_CHALLENGE_. Set down the material below word for word, excluding the pictures.

[start of SUPPLIED MATERIAL]

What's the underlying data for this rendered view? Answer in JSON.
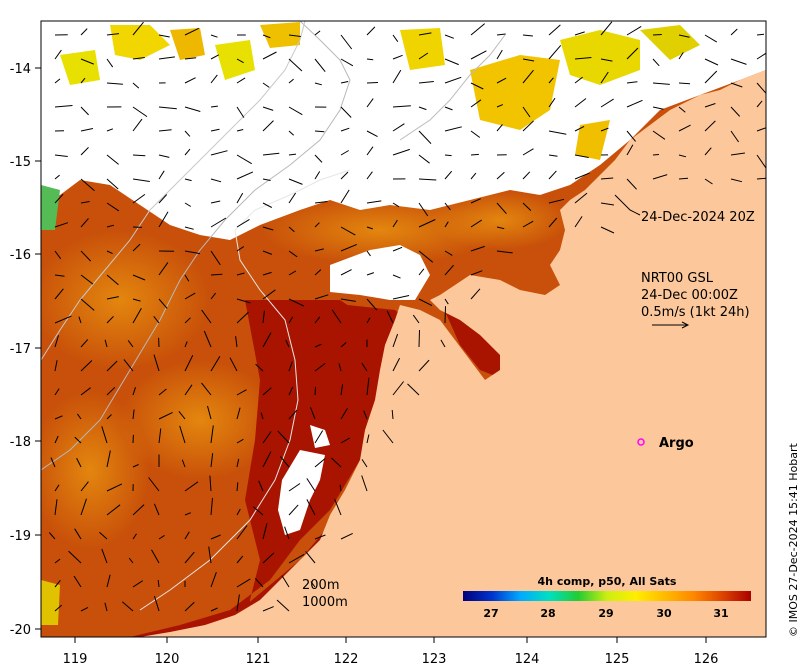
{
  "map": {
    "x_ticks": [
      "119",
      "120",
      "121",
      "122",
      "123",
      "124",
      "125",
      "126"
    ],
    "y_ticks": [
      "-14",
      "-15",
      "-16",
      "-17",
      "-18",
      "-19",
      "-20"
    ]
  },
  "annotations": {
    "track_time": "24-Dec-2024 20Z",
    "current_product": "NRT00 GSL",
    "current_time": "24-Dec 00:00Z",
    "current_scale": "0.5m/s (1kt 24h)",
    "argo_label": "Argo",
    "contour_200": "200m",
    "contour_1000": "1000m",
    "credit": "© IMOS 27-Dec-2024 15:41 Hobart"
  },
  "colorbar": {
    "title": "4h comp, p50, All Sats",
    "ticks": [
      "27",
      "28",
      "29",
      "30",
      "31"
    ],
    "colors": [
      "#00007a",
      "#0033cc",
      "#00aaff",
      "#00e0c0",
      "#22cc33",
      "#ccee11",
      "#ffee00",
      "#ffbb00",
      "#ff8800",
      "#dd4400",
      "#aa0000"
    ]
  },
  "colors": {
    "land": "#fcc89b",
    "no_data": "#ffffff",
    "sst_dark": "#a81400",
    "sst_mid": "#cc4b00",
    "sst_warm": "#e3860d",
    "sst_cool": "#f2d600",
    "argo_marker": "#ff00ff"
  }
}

[end of SUPPLIED MATERIAL]

_PROBLEM SOLUTION_.
What's the underlying data for this rendered view? Answer in JSON.
{
  "map": {
    "x_ticks": [
      "119",
      "120",
      "121",
      "122",
      "123",
      "124",
      "125",
      "126"
    ],
    "y_ticks": [
      "-14",
      "-15",
      "-16",
      "-17",
      "-18",
      "-19",
      "-20"
    ]
  },
  "annotations": {
    "track_time": "24-Dec-2024 20Z",
    "current_product": "NRT00 GSL",
    "current_time": "24-Dec 00:00Z",
    "current_scale": "0.5m/s (1kt 24h)",
    "argo_label": "Argo",
    "contour_200": "200m",
    "contour_1000": "1000m",
    "credit": "© IMOS 27-Dec-2024 15:41 Hobart"
  },
  "colorbar": {
    "title": "4h comp, p50, All Sats",
    "ticks": [
      "27",
      "28",
      "29",
      "30",
      "31"
    ],
    "colors": [
      "#00007a",
      "#0033cc",
      "#00aaff",
      "#00e0c0",
      "#22cc33",
      "#ccee11",
      "#ffee00",
      "#ffbb00",
      "#ff8800",
      "#dd4400",
      "#aa0000"
    ]
  },
  "colors": {
    "land": "#fcc89b",
    "no_data": "#ffffff",
    "sst_dark": "#a81400",
    "sst_mid": "#cc4b00",
    "sst_warm": "#e3860d",
    "sst_cool": "#f2d600",
    "argo_marker": "#ff00ff"
  }
}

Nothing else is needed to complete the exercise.